◆ **Task statement**: Each entry below must be repeated word for word.

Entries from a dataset
* * *

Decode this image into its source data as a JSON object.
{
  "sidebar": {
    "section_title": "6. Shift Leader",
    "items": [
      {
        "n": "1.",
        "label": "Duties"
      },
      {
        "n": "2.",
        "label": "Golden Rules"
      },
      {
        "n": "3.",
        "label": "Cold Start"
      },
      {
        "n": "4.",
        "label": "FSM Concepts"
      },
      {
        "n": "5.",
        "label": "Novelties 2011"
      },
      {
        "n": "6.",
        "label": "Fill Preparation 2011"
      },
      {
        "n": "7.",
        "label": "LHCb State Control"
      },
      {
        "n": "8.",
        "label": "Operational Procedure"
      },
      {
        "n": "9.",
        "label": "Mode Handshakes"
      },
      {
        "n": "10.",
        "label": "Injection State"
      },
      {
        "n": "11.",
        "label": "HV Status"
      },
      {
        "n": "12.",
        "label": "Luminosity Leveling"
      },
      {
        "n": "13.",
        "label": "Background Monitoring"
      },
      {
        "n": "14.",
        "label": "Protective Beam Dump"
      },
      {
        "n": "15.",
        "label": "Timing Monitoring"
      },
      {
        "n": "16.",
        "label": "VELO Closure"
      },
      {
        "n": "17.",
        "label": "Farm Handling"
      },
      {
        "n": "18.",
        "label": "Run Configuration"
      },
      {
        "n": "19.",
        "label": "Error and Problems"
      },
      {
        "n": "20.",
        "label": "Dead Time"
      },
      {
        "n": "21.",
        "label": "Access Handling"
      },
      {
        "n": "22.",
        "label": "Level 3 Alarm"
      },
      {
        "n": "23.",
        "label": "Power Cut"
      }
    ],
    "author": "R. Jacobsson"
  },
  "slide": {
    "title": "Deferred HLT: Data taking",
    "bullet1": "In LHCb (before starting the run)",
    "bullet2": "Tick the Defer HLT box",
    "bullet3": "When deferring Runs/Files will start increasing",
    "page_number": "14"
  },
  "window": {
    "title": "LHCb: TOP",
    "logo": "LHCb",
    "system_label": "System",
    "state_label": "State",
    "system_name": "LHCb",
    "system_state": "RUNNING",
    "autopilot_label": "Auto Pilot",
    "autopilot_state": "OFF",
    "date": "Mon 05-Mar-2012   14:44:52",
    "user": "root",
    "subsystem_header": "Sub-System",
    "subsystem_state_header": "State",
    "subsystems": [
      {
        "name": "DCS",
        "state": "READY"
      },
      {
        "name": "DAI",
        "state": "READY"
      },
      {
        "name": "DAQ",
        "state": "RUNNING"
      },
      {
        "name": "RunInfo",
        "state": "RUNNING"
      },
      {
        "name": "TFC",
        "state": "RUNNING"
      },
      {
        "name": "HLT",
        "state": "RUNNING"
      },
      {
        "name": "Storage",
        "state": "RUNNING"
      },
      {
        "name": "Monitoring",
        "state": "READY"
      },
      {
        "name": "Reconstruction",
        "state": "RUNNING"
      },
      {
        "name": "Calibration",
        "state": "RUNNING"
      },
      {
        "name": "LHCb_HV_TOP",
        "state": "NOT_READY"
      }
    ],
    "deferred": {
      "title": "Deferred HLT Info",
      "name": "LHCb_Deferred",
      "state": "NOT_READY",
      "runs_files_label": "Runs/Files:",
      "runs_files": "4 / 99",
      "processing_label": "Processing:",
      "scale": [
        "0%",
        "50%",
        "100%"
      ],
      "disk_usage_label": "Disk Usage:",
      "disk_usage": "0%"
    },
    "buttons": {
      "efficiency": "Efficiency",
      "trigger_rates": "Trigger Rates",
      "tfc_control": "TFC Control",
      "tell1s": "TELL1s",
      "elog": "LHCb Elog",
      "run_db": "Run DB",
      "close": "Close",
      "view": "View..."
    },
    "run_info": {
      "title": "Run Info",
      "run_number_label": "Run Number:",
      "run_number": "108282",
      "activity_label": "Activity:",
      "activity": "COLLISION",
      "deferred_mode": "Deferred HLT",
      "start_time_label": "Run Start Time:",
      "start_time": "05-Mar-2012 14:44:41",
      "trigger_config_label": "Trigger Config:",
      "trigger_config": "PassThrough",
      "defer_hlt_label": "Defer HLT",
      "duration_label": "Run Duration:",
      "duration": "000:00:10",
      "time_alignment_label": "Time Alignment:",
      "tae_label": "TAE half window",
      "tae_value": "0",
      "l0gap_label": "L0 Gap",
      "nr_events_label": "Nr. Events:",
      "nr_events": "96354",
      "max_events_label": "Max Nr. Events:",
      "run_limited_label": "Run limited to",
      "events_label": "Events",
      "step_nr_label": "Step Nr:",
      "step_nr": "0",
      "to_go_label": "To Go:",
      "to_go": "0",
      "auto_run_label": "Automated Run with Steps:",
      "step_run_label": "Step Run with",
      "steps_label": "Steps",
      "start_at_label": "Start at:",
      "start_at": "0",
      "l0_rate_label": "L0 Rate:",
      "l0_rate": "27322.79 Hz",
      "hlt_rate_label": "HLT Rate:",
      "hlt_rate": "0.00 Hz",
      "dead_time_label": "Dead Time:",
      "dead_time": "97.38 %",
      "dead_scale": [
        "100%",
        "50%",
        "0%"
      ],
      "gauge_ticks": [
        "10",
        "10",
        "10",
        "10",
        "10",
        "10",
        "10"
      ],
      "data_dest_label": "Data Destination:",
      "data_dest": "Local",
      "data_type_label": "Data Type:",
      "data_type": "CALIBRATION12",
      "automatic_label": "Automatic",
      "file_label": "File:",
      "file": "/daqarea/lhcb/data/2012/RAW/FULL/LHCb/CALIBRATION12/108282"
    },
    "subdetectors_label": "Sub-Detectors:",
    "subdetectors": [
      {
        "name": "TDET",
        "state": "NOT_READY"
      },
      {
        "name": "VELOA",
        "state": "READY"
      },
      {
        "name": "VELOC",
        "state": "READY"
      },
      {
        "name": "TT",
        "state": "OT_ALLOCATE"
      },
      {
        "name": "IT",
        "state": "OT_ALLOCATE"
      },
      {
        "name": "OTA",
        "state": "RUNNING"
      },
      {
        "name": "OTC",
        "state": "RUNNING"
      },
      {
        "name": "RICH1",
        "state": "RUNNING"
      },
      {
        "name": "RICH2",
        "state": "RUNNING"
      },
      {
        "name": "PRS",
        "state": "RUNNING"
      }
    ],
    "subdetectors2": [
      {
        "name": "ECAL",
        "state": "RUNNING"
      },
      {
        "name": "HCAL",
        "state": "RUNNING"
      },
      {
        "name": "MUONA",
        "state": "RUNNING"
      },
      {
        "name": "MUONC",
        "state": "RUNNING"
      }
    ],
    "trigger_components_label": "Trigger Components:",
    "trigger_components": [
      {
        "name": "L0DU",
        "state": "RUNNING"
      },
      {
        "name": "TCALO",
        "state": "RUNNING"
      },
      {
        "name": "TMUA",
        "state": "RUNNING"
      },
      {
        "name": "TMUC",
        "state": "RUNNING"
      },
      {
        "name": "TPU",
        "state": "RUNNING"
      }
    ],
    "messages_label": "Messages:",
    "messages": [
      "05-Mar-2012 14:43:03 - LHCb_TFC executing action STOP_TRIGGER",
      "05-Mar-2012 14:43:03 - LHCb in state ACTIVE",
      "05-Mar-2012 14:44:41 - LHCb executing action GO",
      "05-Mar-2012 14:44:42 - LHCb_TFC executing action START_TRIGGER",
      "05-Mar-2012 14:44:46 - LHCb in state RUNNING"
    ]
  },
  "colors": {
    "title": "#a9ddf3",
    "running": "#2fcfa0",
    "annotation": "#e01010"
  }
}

* * *

◆ **Task response**:
Decode this image into its source data as a JSON object.
{
  "sidebar": {
    "section_title": "6. Shift Leader",
    "items": [
      {
        "n": "1.",
        "label": "Duties"
      },
      {
        "n": "2.",
        "label": "Golden Rules"
      },
      {
        "n": "3.",
        "label": "Cold Start"
      },
      {
        "n": "4.",
        "label": "FSM Concepts"
      },
      {
        "n": "5.",
        "label": "Novelties 2011"
      },
      {
        "n": "6.",
        "label": "Fill Preparation 2011"
      },
      {
        "n": "7.",
        "label": "LHCb State Control"
      },
      {
        "n": "8.",
        "label": "Operational Procedure"
      },
      {
        "n": "9.",
        "label": "Mode Handshakes"
      },
      {
        "n": "10.",
        "label": "Injection State"
      },
      {
        "n": "11.",
        "label": "HV Status"
      },
      {
        "n": "12.",
        "label": "Luminosity Leveling"
      },
      {
        "n": "13.",
        "label": "Background Monitoring"
      },
      {
        "n": "14.",
        "label": "Protective Beam Dump"
      },
      {
        "n": "15.",
        "label": "Timing Monitoring"
      },
      {
        "n": "16.",
        "label": "VELO Closure"
      },
      {
        "n": "17.",
        "label": "Farm Handling"
      },
      {
        "n": "18.",
        "label": "Run Configuration"
      },
      {
        "n": "19.",
        "label": "Error and Problems"
      },
      {
        "n": "20.",
        "label": "Dead Time"
      },
      {
        "n": "21.",
        "label": "Access Handling"
      },
      {
        "n": "22.",
        "label": "Level 3 Alarm"
      },
      {
        "n": "23.",
        "label": "Power Cut"
      }
    ],
    "author": "R. Jacobsson"
  },
  "slide": {
    "title": "Deferred HLT: Data taking",
    "bullet1": "In LHCb (before starting the run)",
    "bullet2": "Tick the Defer HLT box",
    "bullet3": "When deferring Runs/Files will start increasing",
    "page_number": "14"
  },
  "window": {
    "title": "LHCb: TOP",
    "logo": "LHCb",
    "system_label": "System",
    "state_label": "State",
    "system_name": "LHCb",
    "system_state": "RUNNING",
    "autopilot_label": "Auto Pilot",
    "autopilot_state": "OFF",
    "date": "Mon 05-Mar-2012   14:44:52",
    "user": "root",
    "subsystem_header": "Sub-System",
    "subsystem_state_header": "State",
    "subsystems": [
      {
        "name": "DCS",
        "state": "READY"
      },
      {
        "name": "DAI",
        "state": "READY"
      },
      {
        "name": "DAQ",
        "state": "RUNNING"
      },
      {
        "name": "RunInfo",
        "state": "RUNNING"
      },
      {
        "name": "TFC",
        "state": "RUNNING"
      },
      {
        "name": "HLT",
        "state": "RUNNING"
      },
      {
        "name": "Storage",
        "state": "RUNNING"
      },
      {
        "name": "Monitoring",
        "state": "READY"
      },
      {
        "name": "Reconstruction",
        "state": "RUNNING"
      },
      {
        "name": "Calibration",
        "state": "RUNNING"
      },
      {
        "name": "LHCb_HV_TOP",
        "state": "NOT_READY"
      }
    ],
    "deferred": {
      "title": "Deferred HLT Info",
      "name": "LHCb_Deferred",
      "state": "NOT_READY",
      "runs_files_label": "Runs/Files:",
      "runs_files": "4 / 99",
      "processing_label": "Processing:",
      "scale": [
        "0%",
        "50%",
        "100%"
      ],
      "disk_usage_label": "Disk Usage:",
      "disk_usage": "0%"
    },
    "buttons": {
      "efficiency": "Efficiency",
      "trigger_rates": "Trigger Rates",
      "tfc_control": "TFC Control",
      "tell1s": "TELL1s",
      "elog": "LHCb Elog",
      "run_db": "Run DB",
      "close": "Close",
      "view": "View..."
    },
    "run_info": {
      "title": "Run Info",
      "run_number_label": "Run Number:",
      "run_number": "108282",
      "activity_label": "Activity:",
      "activity": "COLLISION",
      "deferred_mode": "Deferred HLT",
      "start_time_label": "Run Start Time:",
      "start_time": "05-Mar-2012 14:44:41",
      "trigger_config_label": "Trigger Config:",
      "trigger_config": "PassThrough",
      "defer_hlt_label": "Defer HLT",
      "duration_label": "Run Duration:",
      "duration": "000:00:10",
      "time_alignment_label": "Time Alignment:",
      "tae_label": "TAE half window",
      "tae_value": "0",
      "l0gap_label": "L0 Gap",
      "nr_events_label": "Nr. Events:",
      "nr_events": "96354",
      "max_events_label": "Max Nr. Events:",
      "run_limited_label": "Run limited to",
      "events_label": "Events",
      "step_nr_label": "Step Nr:",
      "step_nr": "0",
      "to_go_label": "To Go:",
      "to_go": "0",
      "auto_run_label": "Automated Run with Steps:",
      "step_run_label": "Step Run with",
      "steps_label": "Steps",
      "start_at_label": "Start at:",
      "start_at": "0",
      "l0_rate_label": "L0 Rate:",
      "l0_rate": "27322.79 Hz",
      "hlt_rate_label": "HLT Rate:",
      "hlt_rate": "0.00 Hz",
      "dead_time_label": "Dead Time:",
      "dead_time": "97.38 %",
      "dead_scale": [
        "100%",
        "50%",
        "0%"
      ],
      "gauge_ticks": [
        "10",
        "10",
        "10",
        "10",
        "10",
        "10",
        "10"
      ],
      "data_dest_label": "Data Destination:",
      "data_dest": "Local",
      "data_type_label": "Data Type:",
      "data_type": "CALIBRATION12",
      "automatic_label": "Automatic",
      "file_label": "File:",
      "file": "/daqarea/lhcb/data/2012/RAW/FULL/LHCb/CALIBRATION12/108282"
    },
    "subdetectors_label": "Sub-Detectors:",
    "subdetectors": [
      {
        "name": "TDET",
        "state": "NOT_READY"
      },
      {
        "name": "VELOA",
        "state": "READY"
      },
      {
        "name": "VELOC",
        "state": "READY"
      },
      {
        "name": "TT",
        "state": "OT_ALLOCATE"
      },
      {
        "name": "IT",
        "state": "OT_ALLOCATE"
      },
      {
        "name": "OTA",
        "state": "RUNNING"
      },
      {
        "name": "OTC",
        "state": "RUNNING"
      },
      {
        "name": "RICH1",
        "state": "RUNNING"
      },
      {
        "name": "RICH2",
        "state": "RUNNING"
      },
      {
        "name": "PRS",
        "state": "RUNNING"
      }
    ],
    "subdetectors2": [
      {
        "name": "ECAL",
        "state": "RUNNING"
      },
      {
        "name": "HCAL",
        "state": "RUNNING"
      },
      {
        "name": "MUONA",
        "state": "RUNNING"
      },
      {
        "name": "MUONC",
        "state": "RUNNING"
      }
    ],
    "trigger_components_label": "Trigger Components:",
    "trigger_components": [
      {
        "name": "L0DU",
        "state": "RUNNING"
      },
      {
        "name": "TCALO",
        "state": "RUNNING"
      },
      {
        "name": "TMUA",
        "state": "RUNNING"
      },
      {
        "name": "TMUC",
        "state": "RUNNING"
      },
      {
        "name": "TPU",
        "state": "RUNNING"
      }
    ],
    "messages_label": "Messages:",
    "messages": [
      "05-Mar-2012 14:43:03 - LHCb_TFC executing action STOP_TRIGGER",
      "05-Mar-2012 14:43:03 - LHCb in state ACTIVE",
      "05-Mar-2012 14:44:41 - LHCb executing action GO",
      "05-Mar-2012 14:44:42 - LHCb_TFC executing action START_TRIGGER",
      "05-Mar-2012 14:44:46 - LHCb in state RUNNING"
    ]
  },
  "colors": {
    "title": "#a9ddf3",
    "running": "#2fcfa0",
    "annotation": "#e01010"
  }
}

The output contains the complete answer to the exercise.